[Stored items]
+--

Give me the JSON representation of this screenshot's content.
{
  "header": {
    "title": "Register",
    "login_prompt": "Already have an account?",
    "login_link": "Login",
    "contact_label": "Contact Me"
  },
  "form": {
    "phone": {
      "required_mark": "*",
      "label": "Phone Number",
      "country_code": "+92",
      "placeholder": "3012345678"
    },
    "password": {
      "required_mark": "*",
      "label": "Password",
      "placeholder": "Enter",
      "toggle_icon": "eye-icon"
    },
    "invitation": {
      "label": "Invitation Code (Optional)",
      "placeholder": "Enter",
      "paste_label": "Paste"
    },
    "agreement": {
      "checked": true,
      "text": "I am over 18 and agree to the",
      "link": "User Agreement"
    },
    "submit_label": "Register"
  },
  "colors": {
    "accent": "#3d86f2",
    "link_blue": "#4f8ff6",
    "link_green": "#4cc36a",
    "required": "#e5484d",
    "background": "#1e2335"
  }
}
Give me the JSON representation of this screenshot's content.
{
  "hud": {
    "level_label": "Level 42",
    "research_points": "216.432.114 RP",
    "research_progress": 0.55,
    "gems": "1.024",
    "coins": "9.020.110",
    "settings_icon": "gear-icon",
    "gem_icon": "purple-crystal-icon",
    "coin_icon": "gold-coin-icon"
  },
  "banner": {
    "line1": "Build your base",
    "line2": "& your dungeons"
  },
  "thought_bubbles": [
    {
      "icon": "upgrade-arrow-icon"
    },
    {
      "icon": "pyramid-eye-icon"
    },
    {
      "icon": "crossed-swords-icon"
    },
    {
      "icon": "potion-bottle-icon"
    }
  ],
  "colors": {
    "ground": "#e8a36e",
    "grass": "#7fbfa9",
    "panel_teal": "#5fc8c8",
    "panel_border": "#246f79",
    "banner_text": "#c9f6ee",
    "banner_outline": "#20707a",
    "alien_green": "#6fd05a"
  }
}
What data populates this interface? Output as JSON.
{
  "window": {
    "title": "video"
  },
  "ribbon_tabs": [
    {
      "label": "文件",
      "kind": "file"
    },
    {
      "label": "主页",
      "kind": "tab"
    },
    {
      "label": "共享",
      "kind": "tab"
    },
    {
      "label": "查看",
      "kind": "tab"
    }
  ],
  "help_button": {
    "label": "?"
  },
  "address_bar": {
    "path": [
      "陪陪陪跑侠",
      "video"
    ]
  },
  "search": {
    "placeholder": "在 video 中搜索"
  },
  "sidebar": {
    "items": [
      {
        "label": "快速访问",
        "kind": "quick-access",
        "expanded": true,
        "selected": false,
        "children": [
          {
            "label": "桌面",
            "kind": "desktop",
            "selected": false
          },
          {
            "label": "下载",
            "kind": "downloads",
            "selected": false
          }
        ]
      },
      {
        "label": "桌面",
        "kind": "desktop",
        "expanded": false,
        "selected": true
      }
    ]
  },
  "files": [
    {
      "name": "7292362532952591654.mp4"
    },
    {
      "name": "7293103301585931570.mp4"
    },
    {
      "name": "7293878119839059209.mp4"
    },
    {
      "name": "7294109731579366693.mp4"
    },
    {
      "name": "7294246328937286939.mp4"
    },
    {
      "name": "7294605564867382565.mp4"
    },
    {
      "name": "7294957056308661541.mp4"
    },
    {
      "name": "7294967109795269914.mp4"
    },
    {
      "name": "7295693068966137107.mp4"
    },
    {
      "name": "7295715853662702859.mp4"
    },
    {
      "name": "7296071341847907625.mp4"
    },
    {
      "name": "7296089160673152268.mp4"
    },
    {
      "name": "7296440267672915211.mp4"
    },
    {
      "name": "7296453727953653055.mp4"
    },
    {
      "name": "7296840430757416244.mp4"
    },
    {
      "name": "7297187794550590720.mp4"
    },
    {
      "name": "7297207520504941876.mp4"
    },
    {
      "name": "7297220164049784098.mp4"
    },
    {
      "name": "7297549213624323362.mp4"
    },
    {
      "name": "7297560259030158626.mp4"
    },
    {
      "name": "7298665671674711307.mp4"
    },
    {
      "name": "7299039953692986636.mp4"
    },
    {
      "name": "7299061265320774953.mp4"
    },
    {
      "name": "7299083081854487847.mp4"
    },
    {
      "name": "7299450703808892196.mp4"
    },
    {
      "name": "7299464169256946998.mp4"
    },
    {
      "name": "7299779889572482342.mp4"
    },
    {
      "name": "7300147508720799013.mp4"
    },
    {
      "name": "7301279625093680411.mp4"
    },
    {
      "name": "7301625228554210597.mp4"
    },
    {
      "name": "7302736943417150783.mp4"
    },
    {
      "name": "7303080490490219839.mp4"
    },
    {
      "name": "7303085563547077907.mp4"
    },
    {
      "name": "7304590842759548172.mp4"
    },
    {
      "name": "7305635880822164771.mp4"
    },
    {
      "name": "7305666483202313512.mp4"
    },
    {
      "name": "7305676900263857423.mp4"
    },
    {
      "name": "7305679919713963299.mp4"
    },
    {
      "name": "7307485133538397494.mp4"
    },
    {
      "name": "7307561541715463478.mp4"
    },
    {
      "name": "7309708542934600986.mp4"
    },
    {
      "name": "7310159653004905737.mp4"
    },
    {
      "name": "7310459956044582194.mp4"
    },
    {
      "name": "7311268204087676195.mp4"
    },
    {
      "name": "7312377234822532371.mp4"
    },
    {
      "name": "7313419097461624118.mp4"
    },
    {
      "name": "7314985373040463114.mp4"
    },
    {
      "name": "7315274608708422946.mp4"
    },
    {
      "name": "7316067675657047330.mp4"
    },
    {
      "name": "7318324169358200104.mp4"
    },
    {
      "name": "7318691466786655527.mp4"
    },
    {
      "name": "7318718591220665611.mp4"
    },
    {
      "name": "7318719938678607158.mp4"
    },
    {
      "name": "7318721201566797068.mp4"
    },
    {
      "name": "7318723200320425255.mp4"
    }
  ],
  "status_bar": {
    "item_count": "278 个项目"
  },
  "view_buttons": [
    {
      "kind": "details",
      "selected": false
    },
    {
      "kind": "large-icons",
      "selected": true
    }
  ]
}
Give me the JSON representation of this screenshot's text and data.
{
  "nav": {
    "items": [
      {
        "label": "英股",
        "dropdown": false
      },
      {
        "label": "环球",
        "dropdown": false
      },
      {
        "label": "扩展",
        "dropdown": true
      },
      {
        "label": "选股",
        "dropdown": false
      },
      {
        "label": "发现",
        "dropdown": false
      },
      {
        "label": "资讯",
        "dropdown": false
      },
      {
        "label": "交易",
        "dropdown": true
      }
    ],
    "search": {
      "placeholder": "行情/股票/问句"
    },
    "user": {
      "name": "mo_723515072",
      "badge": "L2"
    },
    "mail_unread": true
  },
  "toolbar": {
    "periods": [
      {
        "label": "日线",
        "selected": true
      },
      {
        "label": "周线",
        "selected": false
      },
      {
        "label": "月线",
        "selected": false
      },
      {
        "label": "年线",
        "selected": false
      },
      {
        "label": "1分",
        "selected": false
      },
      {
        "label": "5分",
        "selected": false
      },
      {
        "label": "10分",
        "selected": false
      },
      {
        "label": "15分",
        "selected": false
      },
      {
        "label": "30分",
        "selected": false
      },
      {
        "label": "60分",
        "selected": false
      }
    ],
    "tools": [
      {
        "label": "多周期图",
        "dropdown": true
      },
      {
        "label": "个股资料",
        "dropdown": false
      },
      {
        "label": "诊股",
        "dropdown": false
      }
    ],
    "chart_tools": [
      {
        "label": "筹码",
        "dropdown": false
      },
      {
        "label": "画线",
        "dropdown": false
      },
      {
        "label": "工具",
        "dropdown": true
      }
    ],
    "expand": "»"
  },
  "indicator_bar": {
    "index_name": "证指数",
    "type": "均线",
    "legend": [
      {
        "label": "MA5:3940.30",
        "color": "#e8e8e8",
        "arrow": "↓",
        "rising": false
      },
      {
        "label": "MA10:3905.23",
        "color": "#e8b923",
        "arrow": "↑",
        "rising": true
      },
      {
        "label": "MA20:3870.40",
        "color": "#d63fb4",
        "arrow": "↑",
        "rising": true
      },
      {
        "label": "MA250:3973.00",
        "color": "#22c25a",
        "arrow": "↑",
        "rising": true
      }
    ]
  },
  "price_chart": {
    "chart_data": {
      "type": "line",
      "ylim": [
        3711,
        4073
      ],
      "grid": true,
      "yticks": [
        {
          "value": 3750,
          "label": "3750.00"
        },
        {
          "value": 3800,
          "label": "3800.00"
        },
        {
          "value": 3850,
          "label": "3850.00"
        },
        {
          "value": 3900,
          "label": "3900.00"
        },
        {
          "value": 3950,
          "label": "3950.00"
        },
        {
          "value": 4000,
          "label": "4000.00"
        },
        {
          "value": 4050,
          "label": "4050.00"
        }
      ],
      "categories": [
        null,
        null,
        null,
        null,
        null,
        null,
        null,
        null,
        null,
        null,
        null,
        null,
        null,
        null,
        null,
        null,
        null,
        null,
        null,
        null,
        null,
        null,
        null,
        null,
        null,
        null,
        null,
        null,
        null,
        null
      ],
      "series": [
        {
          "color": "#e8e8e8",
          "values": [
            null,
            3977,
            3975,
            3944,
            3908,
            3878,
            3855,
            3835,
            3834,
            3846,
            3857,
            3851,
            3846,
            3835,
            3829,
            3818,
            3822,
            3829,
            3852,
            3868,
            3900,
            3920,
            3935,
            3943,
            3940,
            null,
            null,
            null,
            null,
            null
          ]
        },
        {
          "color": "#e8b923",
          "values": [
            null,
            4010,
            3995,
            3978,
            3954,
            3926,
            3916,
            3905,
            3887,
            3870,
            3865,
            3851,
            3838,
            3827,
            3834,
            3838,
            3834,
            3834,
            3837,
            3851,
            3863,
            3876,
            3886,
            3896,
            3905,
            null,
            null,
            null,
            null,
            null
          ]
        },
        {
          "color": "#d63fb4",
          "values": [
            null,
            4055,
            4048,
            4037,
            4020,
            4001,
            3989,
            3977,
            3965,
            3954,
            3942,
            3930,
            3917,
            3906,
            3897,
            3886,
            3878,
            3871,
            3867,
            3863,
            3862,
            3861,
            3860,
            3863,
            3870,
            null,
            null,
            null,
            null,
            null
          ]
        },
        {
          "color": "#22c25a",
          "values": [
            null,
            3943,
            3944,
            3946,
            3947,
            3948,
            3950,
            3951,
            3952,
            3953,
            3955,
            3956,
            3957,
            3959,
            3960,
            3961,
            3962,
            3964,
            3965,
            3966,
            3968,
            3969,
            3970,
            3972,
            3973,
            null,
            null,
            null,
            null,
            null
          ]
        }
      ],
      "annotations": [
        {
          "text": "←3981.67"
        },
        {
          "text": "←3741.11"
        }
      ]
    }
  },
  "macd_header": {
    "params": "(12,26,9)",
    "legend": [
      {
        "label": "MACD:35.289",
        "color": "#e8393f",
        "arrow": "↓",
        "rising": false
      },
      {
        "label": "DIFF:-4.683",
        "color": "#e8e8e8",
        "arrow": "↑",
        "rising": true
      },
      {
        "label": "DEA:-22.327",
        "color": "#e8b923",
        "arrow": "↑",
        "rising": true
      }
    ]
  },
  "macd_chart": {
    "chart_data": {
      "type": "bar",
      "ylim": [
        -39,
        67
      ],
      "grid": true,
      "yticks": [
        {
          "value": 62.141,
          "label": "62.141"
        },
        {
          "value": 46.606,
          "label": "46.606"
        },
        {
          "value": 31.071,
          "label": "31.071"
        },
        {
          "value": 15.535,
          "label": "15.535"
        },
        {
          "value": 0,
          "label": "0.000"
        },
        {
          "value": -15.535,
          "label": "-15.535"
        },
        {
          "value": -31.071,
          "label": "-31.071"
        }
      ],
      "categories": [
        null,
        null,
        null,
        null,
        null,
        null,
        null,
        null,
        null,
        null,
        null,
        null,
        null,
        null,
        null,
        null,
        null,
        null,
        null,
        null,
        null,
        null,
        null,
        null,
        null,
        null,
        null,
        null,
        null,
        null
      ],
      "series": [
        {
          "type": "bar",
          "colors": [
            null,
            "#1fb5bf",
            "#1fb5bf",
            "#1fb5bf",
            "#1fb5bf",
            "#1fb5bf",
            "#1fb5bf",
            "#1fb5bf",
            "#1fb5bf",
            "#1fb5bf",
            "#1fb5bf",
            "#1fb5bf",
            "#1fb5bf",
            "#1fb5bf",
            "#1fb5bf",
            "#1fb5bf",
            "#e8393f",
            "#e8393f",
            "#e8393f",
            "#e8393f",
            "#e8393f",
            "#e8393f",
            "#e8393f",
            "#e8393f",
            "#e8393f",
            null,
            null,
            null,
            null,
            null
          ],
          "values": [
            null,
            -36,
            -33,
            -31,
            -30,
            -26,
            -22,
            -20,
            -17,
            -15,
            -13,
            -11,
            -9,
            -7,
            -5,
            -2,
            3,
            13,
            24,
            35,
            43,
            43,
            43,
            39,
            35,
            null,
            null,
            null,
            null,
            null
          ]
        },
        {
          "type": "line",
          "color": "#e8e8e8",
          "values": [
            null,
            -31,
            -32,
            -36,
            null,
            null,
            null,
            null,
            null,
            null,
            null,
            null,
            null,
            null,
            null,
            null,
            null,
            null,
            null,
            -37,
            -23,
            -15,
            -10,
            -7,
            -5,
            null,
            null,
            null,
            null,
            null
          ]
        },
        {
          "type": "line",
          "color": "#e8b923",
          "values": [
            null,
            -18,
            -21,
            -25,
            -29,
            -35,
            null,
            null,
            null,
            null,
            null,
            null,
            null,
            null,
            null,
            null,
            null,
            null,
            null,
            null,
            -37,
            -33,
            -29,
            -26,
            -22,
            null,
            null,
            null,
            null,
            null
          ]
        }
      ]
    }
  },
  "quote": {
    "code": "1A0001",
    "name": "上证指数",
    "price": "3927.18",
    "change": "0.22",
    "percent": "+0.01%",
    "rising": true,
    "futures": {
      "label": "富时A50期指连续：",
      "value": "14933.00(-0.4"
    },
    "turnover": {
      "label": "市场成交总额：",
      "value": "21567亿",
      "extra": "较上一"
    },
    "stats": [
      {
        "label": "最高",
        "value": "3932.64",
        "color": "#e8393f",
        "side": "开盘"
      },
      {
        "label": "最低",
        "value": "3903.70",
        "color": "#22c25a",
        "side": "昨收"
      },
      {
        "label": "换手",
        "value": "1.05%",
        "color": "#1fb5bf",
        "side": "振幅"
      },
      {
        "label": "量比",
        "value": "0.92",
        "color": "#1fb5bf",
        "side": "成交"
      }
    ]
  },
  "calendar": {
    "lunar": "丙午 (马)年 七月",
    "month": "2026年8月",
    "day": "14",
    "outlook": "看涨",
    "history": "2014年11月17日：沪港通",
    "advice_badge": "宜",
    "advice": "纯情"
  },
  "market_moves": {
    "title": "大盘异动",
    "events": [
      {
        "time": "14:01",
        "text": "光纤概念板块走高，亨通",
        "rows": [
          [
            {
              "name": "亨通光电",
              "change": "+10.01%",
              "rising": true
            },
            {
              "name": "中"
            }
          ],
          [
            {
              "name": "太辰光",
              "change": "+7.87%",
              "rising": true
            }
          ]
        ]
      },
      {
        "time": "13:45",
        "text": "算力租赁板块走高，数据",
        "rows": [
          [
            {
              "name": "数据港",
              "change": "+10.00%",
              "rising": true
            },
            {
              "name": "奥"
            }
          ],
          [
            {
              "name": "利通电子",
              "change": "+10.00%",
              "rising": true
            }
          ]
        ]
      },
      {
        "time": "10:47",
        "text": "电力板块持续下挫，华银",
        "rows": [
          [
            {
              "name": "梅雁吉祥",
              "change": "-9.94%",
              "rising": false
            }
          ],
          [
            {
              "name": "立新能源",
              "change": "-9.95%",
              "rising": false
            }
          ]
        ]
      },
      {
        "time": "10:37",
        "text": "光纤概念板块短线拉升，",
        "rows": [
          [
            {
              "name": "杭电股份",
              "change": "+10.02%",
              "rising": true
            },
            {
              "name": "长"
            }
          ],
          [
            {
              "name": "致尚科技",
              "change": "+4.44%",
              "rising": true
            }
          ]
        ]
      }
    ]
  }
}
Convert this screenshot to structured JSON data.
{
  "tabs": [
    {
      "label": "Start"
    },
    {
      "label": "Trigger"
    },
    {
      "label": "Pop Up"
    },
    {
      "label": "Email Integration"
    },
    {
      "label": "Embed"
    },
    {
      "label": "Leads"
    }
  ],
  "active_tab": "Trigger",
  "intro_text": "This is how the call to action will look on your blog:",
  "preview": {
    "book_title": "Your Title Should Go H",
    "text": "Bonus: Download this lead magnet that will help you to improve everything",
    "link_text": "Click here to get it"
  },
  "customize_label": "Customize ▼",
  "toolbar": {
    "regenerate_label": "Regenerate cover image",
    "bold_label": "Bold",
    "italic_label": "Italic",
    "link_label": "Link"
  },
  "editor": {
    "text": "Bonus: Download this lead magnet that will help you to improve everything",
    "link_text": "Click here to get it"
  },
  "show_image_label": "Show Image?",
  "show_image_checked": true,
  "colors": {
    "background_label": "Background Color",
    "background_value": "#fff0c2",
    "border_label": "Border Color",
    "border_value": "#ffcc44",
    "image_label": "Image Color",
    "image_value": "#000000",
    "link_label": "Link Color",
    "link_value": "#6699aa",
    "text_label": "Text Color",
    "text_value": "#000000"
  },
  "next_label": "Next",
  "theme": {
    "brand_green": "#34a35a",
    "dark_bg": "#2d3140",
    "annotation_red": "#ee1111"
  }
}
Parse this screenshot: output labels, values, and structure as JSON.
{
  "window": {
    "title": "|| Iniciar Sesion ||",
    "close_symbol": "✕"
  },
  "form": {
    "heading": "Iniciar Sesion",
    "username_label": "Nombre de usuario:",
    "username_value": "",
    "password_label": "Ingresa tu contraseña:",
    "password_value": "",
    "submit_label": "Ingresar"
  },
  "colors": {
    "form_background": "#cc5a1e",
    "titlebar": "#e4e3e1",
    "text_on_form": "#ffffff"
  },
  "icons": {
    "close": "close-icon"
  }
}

+--

■ **What to produce**
Repeat only the lines running from the line that contains "Parse this screenshot: output" through the last line above, inclusive.

■ **The completed task**
Parse this screenshot: output labels, values, and structure as JSON.
{
  "window": {
    "title": "|| Iniciar Sesion ||",
    "close_symbol": "✕"
  },
  "form": {
    "heading": "Iniciar Sesion",
    "username_label": "Nombre de usuario:",
    "username_value": "",
    "password_label": "Ingresa tu contraseña:",
    "password_value": "",
    "submit_label": "Ingresar"
  },
  "colors": {
    "form_background": "#cc5a1e",
    "titlebar": "#e4e3e1",
    "text_on_form": "#ffffff"
  },
  "icons": {
    "close": "close-icon"
  }
}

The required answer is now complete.